**Required work:**
Retype all the entries word for word, but omit the pictures.

-------- Records provided --------

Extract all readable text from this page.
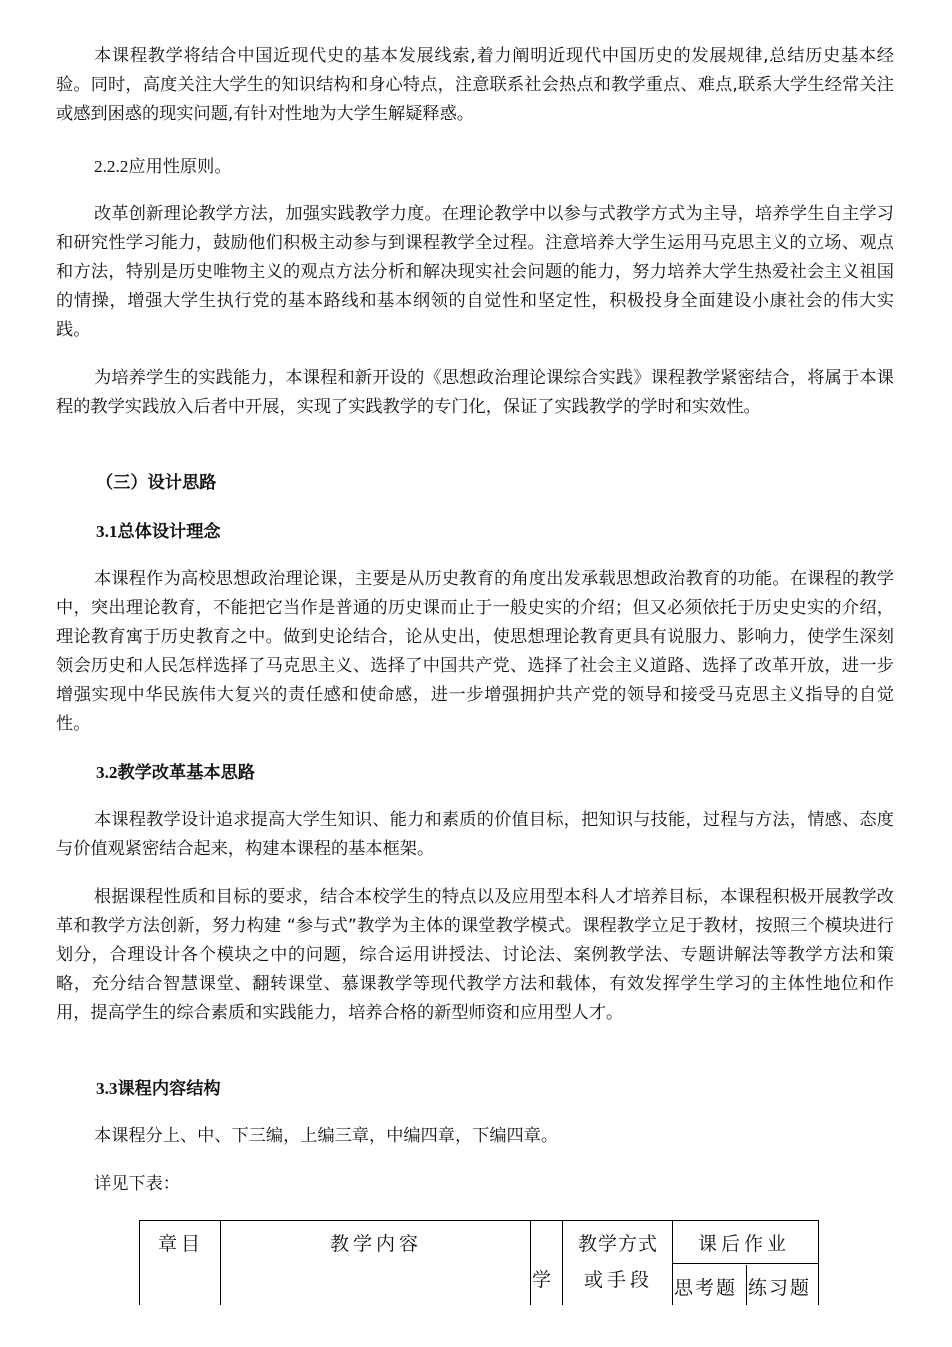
本课程教学将结合中国近现代史的基本发展线索,着力阐明近现代中国历史的发展规律,总结历史基本经验。同时，高度关注大学生的知识结构和身心特点，注意联系社会热点和教学重点、难点,联系大学生经常关注或感到困惑的现实问题,有针对性地为大学生解疑释惑。

2.2.2应用性原则。

改革创新理论教学方法，加强实践教学力度。在理论教学中以参与式教学方式为主导，培养学生自主学习和研究性学习能力，鼓励他们积极主动参与到课程教学全过程。注意培养大学生运用马克思主义的立场、观点和方法，特别是历史唯物主义的观点方法分析和解决现实社会问题的能力，努力培养大学生热爱社会主义祖国的情操，增强大学生执行党的基本路线和基本纲领的自觉性和坚定性，积极投身全面建设小康社会的伟大实践。

为培养学生的实践能力，本课程和新开设的《思想政治理论课综合实践》课程教学紧密结合，将属于本课程的教学实践放入后者中开展，实现了实践教学的专门化，保证了实践教学的学时和实效性。

（三）设计思路

3.1总体设计理念

本课程作为高校思想政治理论课，主要是从历史教育的角度出发承载思想政治教育的功能。在课程的教学中，突出理论教育，不能把它当作是普通的历史课而止于一般史实的介绍；但又必须依托于历史史实的介绍，理论教育寓于历史教育之中。做到史论结合，论从史出，使思想理论教育更具有说服力、影响力，使学生深刻领会历史和人民怎样选择了马克思主义、选择了中国共产党、选择了社会主义道路、选择了改革开放，进一步增强实现中华民族伟大复兴的责任感和使命感，进一步增强拥护共产党的领导和接受马克思主义指导的自觉性。

3.2教学改革基本思路

本课程教学设计追求提高大学生知识、能力和素质的价值目标，把知识与技能，过程与方法，情感、态度与价值观紧密结合起来，构建本课程的基本框架。

根据课程性质和目标的要求，结合本校学生的特点以及应用型本科人才培养目标，本课程积极开展教学改革和教学方法创新，努力构建 “参与式”教学为主体的课堂教学模式。课程教学立足于教材，按照三个模块进行划分，合理设计各个模块之中的问题，综合运用讲授法、讨论法、案例教学法、专题讲解法等教学方法和策略，充分结合智慧课堂、翻转课堂、慕课教学等现代教学方法和载体，有效发挥学生学习的主体性地位和作用，提高学生的综合素质和实践能力，培养合格的新型师资和应用型人才。

3.3课程内容结构

本课程分上、中、下三编，上编三章，中编四章，下编四章。

详见下表：

章目	教学内容
学
教学方式
或手段
课后作业
思考题 练习题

--------

**Solution to the exercise:**
Extract all readable text from this page.
本课程教学将结合中国近现代史的基本发展线索,着力阐明近现代中国历史的发展规律,总结历史基本经验。同时，高度关注大学生的知识结构和身心特点，注意联系社会热点和教学重点、难点,联系大学生经常关注或感到困惑的现实问题,有针对性地为大学生解疑释惑。

2.2.2应用性原则。

改革创新理论教学方法，加强实践教学力度。在理论教学中以参与式教学方式为主导，培养学生自主学习和研究性学习能力，鼓励他们积极主动参与到课程教学全过程。注意培养大学生运用马克思主义的立场、观点和方法，特别是历史唯物主义的观点方法分析和解决现实社会问题的能力，努力培养大学生热爱社会主义祖国的情操，增强大学生执行党的基本路线和基本纲领的自觉性和坚定性，积极投身全面建设小康社会的伟大实践。

为培养学生的实践能力，本课程和新开设的《思想政治理论课综合实践》课程教学紧密结合，将属于本课程的教学实践放入后者中开展，实现了实践教学的专门化，保证了实践教学的学时和实效性。

（三）设计思路

3.1总体设计理念

本课程作为高校思想政治理论课，主要是从历史教育的角度出发承载思想政治教育的功能。在课程的教学中，突出理论教育，不能把它当作是普通的历史课而止于一般史实的介绍；但又必须依托于历史史实的介绍，理论教育寓于历史教育之中。做到史论结合，论从史出，使思想理论教育更具有说服力、影响力，使学生深刻领会历史和人民怎样选择了马克思主义、选择了中国共产党、选择了社会主义道路、选择了改革开放，进一步增强实现中华民族伟大复兴的责任感和使命感，进一步增强拥护共产党的领导和接受马克思主义指导的自觉性。

3.2教学改革基本思路

本课程教学设计追求提高大学生知识、能力和素质的价值目标，把知识与技能，过程与方法，情感、态度与价值观紧密结合起来，构建本课程的基本框架。

根据课程性质和目标的要求，结合本校学生的特点以及应用型本科人才培养目标，本课程积极开展教学改革和教学方法创新，努力构建 “参与式”教学为主体的课堂教学模式。课程教学立足于教材，按照三个模块进行划分，合理设计各个模块之中的问题，综合运用讲授法、讨论法、案例教学法、专题讲解法等教学方法和策略，充分结合智慧课堂、翻转课堂、慕课教学等现代教学方法和载体，有效发挥学生学习的主体性地位和作用，提高学生的综合素质和实践能力，培养合格的新型师资和应用型人才。

3.3课程内容结构

本课程分上、中、下三编，上编三章，中编四章，下编四章。

详见下表：

章目	教学内容
学
教学方式
或手段
课后作业
思考题 练习题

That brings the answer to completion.